**Exercise directions:**
Check every line below for the word "names" and copy the ones that have it.

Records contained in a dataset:
• • • • •

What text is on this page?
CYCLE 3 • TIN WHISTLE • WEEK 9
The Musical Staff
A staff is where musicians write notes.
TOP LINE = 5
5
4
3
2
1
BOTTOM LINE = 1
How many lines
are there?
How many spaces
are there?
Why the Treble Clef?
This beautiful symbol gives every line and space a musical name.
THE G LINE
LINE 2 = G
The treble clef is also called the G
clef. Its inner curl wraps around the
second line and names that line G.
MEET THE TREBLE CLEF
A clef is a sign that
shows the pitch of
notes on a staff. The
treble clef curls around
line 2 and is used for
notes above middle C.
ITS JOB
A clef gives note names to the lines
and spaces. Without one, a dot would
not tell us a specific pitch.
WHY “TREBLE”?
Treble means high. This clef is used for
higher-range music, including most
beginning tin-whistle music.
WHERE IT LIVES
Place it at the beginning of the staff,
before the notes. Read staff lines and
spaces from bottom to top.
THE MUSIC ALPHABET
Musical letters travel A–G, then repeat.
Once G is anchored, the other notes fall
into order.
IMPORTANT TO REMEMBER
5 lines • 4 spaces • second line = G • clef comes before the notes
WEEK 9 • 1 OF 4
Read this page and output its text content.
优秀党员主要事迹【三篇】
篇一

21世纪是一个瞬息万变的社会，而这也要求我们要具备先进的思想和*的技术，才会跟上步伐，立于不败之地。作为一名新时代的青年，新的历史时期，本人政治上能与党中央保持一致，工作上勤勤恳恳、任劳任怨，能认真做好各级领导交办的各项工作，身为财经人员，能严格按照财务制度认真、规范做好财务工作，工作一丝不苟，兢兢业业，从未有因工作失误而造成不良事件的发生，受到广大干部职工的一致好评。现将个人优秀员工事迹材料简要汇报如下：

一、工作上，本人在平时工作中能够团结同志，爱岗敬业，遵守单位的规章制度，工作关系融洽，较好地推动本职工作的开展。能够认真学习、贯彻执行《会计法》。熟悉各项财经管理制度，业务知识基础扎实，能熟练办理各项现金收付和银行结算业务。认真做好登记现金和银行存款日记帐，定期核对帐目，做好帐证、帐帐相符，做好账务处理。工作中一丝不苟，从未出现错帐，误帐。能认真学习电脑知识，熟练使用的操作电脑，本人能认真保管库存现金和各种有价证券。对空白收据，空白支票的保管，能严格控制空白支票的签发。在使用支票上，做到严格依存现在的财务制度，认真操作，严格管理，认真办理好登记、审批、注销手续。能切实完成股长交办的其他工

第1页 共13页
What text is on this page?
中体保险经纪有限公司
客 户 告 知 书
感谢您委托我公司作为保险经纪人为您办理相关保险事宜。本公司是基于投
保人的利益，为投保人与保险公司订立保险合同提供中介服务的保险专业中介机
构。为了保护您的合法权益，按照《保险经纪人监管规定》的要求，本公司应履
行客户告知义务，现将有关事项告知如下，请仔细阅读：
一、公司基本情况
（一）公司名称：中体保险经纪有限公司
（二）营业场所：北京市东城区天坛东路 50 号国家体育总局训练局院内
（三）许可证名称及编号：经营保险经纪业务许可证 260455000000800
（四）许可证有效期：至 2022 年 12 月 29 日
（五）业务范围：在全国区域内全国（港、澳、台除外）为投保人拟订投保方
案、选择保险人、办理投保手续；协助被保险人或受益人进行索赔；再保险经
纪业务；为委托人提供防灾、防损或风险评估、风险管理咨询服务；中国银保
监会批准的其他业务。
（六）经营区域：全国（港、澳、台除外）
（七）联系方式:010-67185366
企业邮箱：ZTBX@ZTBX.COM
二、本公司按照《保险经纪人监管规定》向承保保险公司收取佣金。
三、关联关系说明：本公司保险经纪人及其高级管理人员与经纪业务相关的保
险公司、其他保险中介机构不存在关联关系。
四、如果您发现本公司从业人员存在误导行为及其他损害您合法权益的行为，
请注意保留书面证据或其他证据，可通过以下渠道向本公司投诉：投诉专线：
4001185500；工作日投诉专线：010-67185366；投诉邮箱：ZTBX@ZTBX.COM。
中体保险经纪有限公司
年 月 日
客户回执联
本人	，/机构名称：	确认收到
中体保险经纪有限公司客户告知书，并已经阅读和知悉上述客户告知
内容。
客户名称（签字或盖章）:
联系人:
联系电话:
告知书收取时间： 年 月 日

• • • • •

**Written reply:**
second line and names that line G.
A clef gives note names to the lines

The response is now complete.